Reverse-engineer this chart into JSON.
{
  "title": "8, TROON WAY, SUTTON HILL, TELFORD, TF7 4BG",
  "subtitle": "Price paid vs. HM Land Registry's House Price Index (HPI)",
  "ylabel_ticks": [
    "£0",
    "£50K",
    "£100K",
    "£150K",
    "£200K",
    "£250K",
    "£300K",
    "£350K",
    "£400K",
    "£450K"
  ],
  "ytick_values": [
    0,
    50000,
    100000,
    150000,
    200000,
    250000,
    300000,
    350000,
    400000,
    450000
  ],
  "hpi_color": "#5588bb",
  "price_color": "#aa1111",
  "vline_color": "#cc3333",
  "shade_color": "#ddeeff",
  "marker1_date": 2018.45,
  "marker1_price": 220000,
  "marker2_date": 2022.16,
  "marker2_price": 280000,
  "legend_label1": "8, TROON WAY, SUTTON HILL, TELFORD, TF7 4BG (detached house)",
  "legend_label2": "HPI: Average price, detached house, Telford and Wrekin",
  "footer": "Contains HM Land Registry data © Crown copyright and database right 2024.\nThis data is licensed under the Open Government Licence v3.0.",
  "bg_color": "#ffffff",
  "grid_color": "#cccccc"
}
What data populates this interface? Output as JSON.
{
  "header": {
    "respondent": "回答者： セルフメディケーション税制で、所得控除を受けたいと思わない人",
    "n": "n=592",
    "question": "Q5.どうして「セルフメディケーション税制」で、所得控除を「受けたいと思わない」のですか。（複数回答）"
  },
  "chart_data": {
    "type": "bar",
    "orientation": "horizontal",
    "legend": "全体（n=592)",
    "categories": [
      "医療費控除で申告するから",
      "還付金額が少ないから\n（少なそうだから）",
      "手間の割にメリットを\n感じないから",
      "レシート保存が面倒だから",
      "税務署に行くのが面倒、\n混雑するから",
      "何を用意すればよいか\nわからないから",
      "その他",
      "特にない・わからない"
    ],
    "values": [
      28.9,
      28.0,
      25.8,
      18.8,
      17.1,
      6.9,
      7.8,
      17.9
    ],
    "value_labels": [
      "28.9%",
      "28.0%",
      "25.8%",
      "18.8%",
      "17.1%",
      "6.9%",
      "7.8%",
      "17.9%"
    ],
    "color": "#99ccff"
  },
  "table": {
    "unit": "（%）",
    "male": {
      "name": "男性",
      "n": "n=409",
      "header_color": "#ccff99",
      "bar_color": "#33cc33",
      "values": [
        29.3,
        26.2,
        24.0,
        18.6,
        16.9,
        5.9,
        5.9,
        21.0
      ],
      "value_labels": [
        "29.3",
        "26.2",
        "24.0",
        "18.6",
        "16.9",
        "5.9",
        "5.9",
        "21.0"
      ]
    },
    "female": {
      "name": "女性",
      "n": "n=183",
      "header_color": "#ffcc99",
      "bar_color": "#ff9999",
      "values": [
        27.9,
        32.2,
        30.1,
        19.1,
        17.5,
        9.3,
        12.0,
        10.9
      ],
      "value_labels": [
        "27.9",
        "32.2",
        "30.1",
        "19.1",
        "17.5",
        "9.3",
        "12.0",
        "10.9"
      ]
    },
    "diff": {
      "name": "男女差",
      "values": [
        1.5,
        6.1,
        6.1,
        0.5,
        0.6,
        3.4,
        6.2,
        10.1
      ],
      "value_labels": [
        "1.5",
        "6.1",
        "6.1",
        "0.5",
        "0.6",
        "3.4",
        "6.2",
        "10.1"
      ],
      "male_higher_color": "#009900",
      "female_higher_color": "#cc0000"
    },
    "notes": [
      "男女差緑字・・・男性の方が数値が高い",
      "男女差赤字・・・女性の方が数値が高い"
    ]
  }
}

## [Work to do]
Nothing should be left out: return all of the records exactly.

## [Task answer]
Reverse-engineer this chart into JSON.
{
  "title": "8, TROON WAY, SUTTON HILL, TELFORD, TF7 4BG",
  "subtitle": "Price paid vs. HM Land Registry's House Price Index (HPI)",
  "ylabel_ticks": [
    "£0",
    "£50K",
    "£100K",
    "£150K",
    "£200K",
    "£250K",
    "£300K",
    "£350K",
    "£400K",
    "£450K"
  ],
  "ytick_values": [
    0,
    50000,
    100000,
    150000,
    200000,
    250000,
    300000,
    350000,
    400000,
    450000
  ],
  "hpi_color": "#5588bb",
  "price_color": "#aa1111",
  "vline_color": "#cc3333",
  "shade_color": "#ddeeff",
  "marker1_date": 2018.45,
  "marker1_price": 220000,
  "marker2_date": 2022.16,
  "marker2_price": 280000,
  "legend_label1": "8, TROON WAY, SUTTON HILL, TELFORD, TF7 4BG (detached house)",
  "legend_label2": "HPI: Average price, detached house, Telford and Wrekin",
  "footer": "Contains HM Land Registry data © Crown copyright and database right 2024.\nThis data is licensed under the Open Government Licence v3.0.",
  "bg_color": "#ffffff",
  "grid_color": "#cccccc"
}
What data populates this interface? Output as JSON.
{
  "header": {
    "respondent": "回答者： セルフメディケーション税制で、所得控除を受けたいと思わない人",
    "n": "n=592",
    "question": "Q5.どうして「セルフメディケーション税制」で、所得控除を「受けたいと思わない」のですか。（複数回答）"
  },
  "chart_data": {
    "type": "bar",
    "orientation": "horizontal",
    "legend": "全体（n=592)",
    "categories": [
      "医療費控除で申告するから",
      "還付金額が少ないから\n（少なそうだから）",
      "手間の割にメリットを\n感じないから",
      "レシート保存が面倒だから",
      "税務署に行くのが面倒、\n混雑するから",
      "何を用意すればよいか\nわからないから",
      "その他",
      "特にない・わからない"
    ],
    "values": [
      28.9,
      28.0,
      25.8,
      18.8,
      17.1,
      6.9,
      7.8,
      17.9
    ],
    "value_labels": [
      "28.9%",
      "28.0%",
      "25.8%",
      "18.8%",
      "17.1%",
      "6.9%",
      "7.8%",
      "17.9%"
    ],
    "color": "#99ccff"
  },
  "table": {
    "unit": "（%）",
    "male": {
      "name": "男性",
      "n": "n=409",
      "header_color": "#ccff99",
      "bar_color": "#33cc33",
      "values": [
        29.3,
        26.2,
        24.0,
        18.6,
        16.9,
        5.9,
        5.9,
        21.0
      ],
      "value_labels": [
        "29.3",
        "26.2",
        "24.0",
        "18.6",
        "16.9",
        "5.9",
        "5.9",
        "21.0"
      ]
    },
    "female": {
      "name": "女性",
      "n": "n=183",
      "header_color": "#ffcc99",
      "bar_color": "#ff9999",
      "values": [
        27.9,
        32.2,
        30.1,
        19.1,
        17.5,
        9.3,
        12.0,
        10.9
      ],
      "value_labels": [
        "27.9",
        "32.2",
        "30.1",
        "19.1",
        "17.5",
        "9.3",
        "12.0",
        "10.9"
      ]
    },
    "diff": {
      "name": "男女差",
      "values": [
        1.5,
        6.1,
        6.1,
        0.5,
        0.6,
        3.4,
        6.2,
        10.1
      ],
      "value_labels": [
        "1.5",
        "6.1",
        "6.1",
        "0.5",
        "0.6",
        "3.4",
        "6.2",
        "10.1"
      ],
      "male_higher_color": "#009900",
      "female_higher_color": "#cc0000"
    },
    "notes": [
      "男女差緑字・・・男性の方が数値が高い",
      "男女差赤字・・・女性の方が数値が高い"
    ]
  }
}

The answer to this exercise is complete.